▸ **Instructions to follow**: Every record must be transcribed in its entirety, apart from the images, which are to be omitted.

(Data entries)
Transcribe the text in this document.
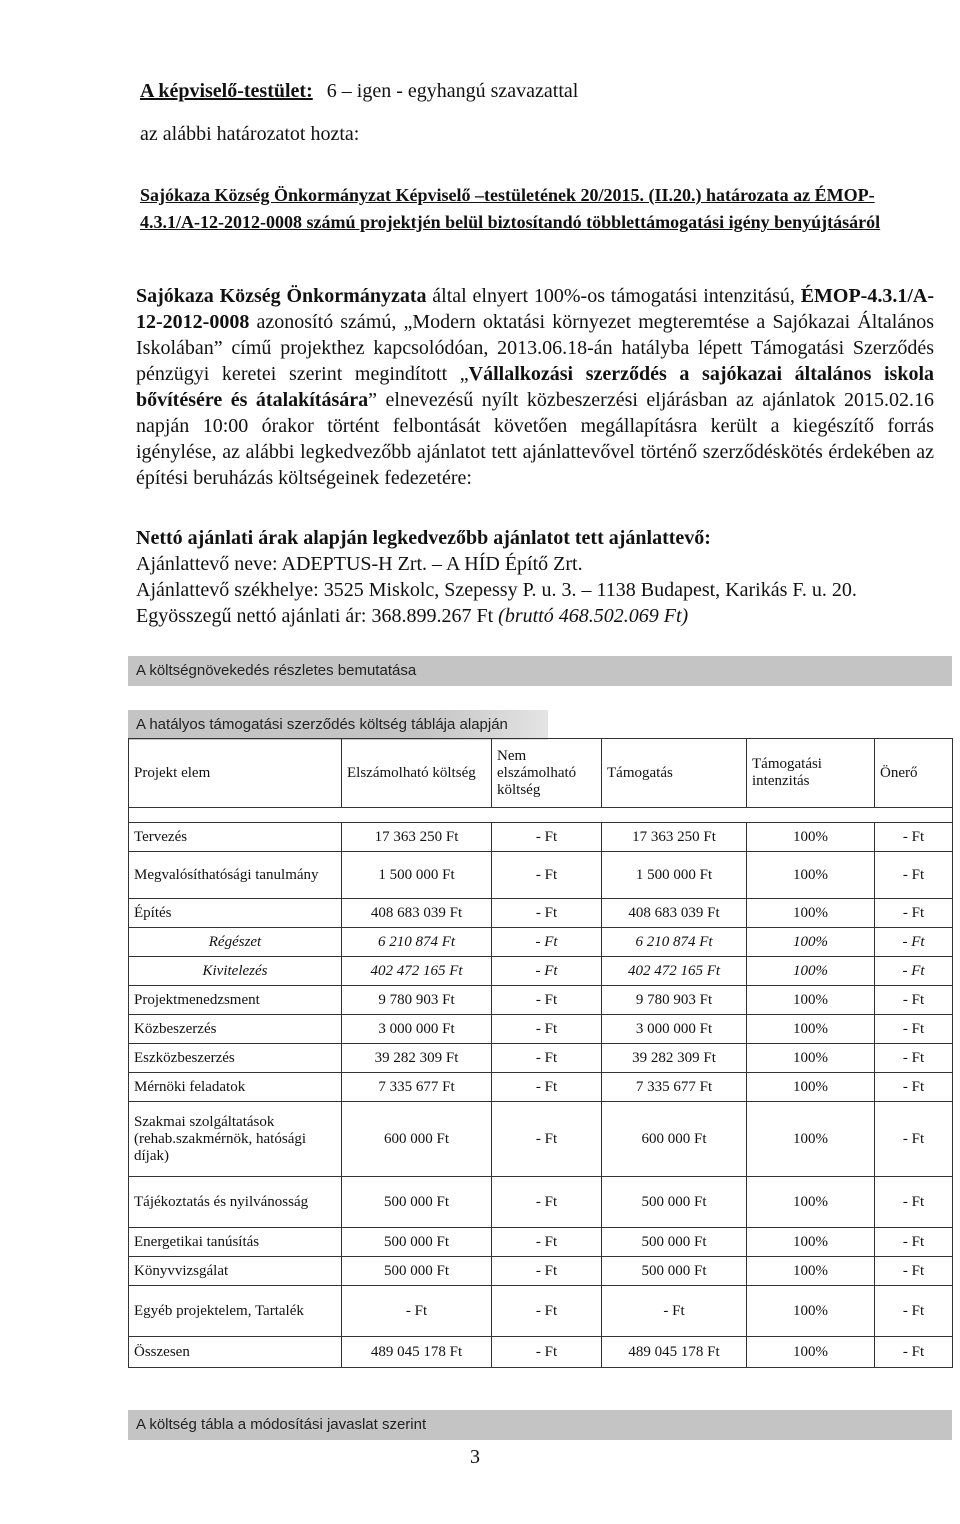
A képviselő-testület: 6 – igen - egyhangú szavazattal
az alábbi határozatot hozta:
Sajókaza Község Önkormányzat Képviselő –testületének 20/2015. (II.20.) határozata az ÉMOP-4.3.1/A-12-2012-0008 számú projektjén belül biztosítandó többlettámogatási igény benyújtásáról
Sajókaza Község Önkormányzata által elnyert 100%-os támogatási intenzitású, ÉMOP-4.3.1/A-12-2012-0008 azonosító számú, „Modern oktatási környezet megteremtése a Sajókazai Általános Iskolában” című projekthez kapcsolódóan, 2013.06.18-án hatályba lépett Támogatási Szerződés pénzügyi keretei szerint megindított „Vállalkozási szerződés a sajókazai általános iskola bővítésére és átalakítására” elnevezésű nyílt közbeszerzési eljárásban az ajánlatok 2015.02.16 napján 10:00 órakor történt felbontását követően megállapításra került a kiegészítő forrás igénylése, az alábbi legkedvezőbb ajánlatot tett ajánlattevővel történő szerződéskötés érdekében az építési beruházás költségeinek fedezetére:
Nettó ajánlati árak alapján legkedvezőbb ajánlatot tett ajánlattevő:
Ajánlattevő neve: ADEPTUS-H Zrt. – A HÍD Építő Zrt.
Ajánlattevő székhelye: 3525 Miskolc, Szepessy P. u. 3. – 1138 Budapest, Karikás F. u. 20.
Egyösszegű nettó ajánlati ár: 368.899.267 Ft (bruttó 468.502.069 Ft)
A költségnövekedés részletes bemutatása
A hatályos támogatási szerződés költség táblája alapján
Projekt elem	Elszámolható költség	Nem elszámolható költség	Támogatás	Támogatási intenzitás	Önerő

Tervezés	17 363 250 Ft	- Ft	17 363 250 Ft	100%	- Ft
Megvalósíthatósági tanulmány	1 500 000 Ft	- Ft	1 500 000 Ft	100%	- Ft
Építés	408 683 039 Ft	- Ft	408 683 039 Ft	100%	- Ft
Régészet	6 210 874 Ft	- Ft	6 210 874 Ft	100%	- Ft
Kivitelezés	402 472 165 Ft	- Ft	402 472 165 Ft	100%	- Ft
Projektmenedzsment	9 780 903 Ft	- Ft	9 780 903 Ft	100%	- Ft
Közbeszerzés	3 000 000 Ft	- Ft	3 000 000 Ft	100%	- Ft
Eszközbeszerzés	39 282 309 Ft	- Ft	39 282 309 Ft	100%	- Ft
Mérnöki feladatok	7 335 677 Ft	- Ft	7 335 677 Ft	100%	- Ft
Szakmai szolgáltatások (rehab.szakmérnök, hatósági díjak)	600 000 Ft	- Ft	600 000 Ft	100%	- Ft
Tájékoztatás és nyilvánosság	500 000 Ft	- Ft	500 000 Ft	100%	- Ft
Energetikai tanúsítás	500 000 Ft	- Ft	500 000 Ft	100%	- Ft
Könyvvizsgálat	500 000 Ft	- Ft	500 000 Ft	100%	- Ft
Egyéb projektelem, Tartalék	- Ft	- Ft	- Ft	100%	- Ft
Összesen	489 045 178 Ft	- Ft	489 045 178 Ft	100%	- Ft
A költség tábla a módosítási javaslat szerint
3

▸ **Written response**:
Transcribe the text in this document.
A képviselő-testület: 6 – igen - egyhangú szavazattal
az alábbi határozatot hozta:
Sajókaza Község Önkormányzat Képviselő –testületének 20/2015. (II.20.) határozata az ÉMOP-4.3.1/A-12-2012-0008 számú projektjén belül biztosítandó többlettámogatási igény benyújtásáról
Sajókaza Község Önkormányzata által elnyert 100%-os támogatási intenzitású, ÉMOP-4.3.1/A-12-2012-0008 azonosító számú, „Modern oktatási környezet megteremtése a Sajókazai Általános Iskolában” című projekthez kapcsolódóan, 2013.06.18-án hatályba lépett Támogatási Szerződés pénzügyi keretei szerint megindított „Vállalkozási szerződés a sajókazai általános iskola bővítésére és átalakítására” elnevezésű nyílt közbeszerzési eljárásban az ajánlatok 2015.02.16 napján 10:00 órakor történt felbontását követően megállapításra került a kiegészítő forrás igénylése, az alábbi legkedvezőbb ajánlatot tett ajánlattevővel történő szerződéskötés érdekében az építési beruházás költségeinek fedezetére:
Nettó ajánlati árak alapján legkedvezőbb ajánlatot tett ajánlattevő:
Ajánlattevő neve: ADEPTUS-H Zrt. – A HÍD Építő Zrt.
Ajánlattevő székhelye: 3525 Miskolc, Szepessy P. u. 3. – 1138 Budapest, Karikás F. u. 20.
Egyösszegű nettó ajánlati ár: 368.899.267 Ft (bruttó 468.502.069 Ft)
A költségnövekedés részletes bemutatása
A hatályos támogatási szerződés költség táblája alapján
Projekt elem	Elszámolható költség	Nem elszámolható költség	Támogatás	Támogatási intenzitás	Önerő

Tervezés	17 363 250 Ft	- Ft	17 363 250 Ft	100%	- Ft
Megvalósíthatósági tanulmány	1 500 000 Ft	- Ft	1 500 000 Ft	100%	- Ft
Építés	408 683 039 Ft	- Ft	408 683 039 Ft	100%	- Ft
Régészet	6 210 874 Ft	- Ft	6 210 874 Ft	100%	- Ft
Kivitelezés	402 472 165 Ft	- Ft	402 472 165 Ft	100%	- Ft
Projektmenedzsment	9 780 903 Ft	- Ft	9 780 903 Ft	100%	- Ft
Közbeszerzés	3 000 000 Ft	- Ft	3 000 000 Ft	100%	- Ft
Eszközbeszerzés	39 282 309 Ft	- Ft	39 282 309 Ft	100%	- Ft
Mérnöki feladatok	7 335 677 Ft	- Ft	7 335 677 Ft	100%	- Ft
Szakmai szolgáltatások (rehab.szakmérnök, hatósági díjak)	600 000 Ft	- Ft	600 000 Ft	100%	- Ft
Tájékoztatás és nyilvánosság	500 000 Ft	- Ft	500 000 Ft	100%	- Ft
Energetikai tanúsítás	500 000 Ft	- Ft	500 000 Ft	100%	- Ft
Könyvvizsgálat	500 000 Ft	- Ft	500 000 Ft	100%	- Ft
Egyéb projektelem, Tartalék	- Ft	- Ft	- Ft	100%	- Ft
Összesen	489 045 178 Ft	- Ft	489 045 178 Ft	100%	- Ft
A költség tábla a módosítási javaslat szerint
3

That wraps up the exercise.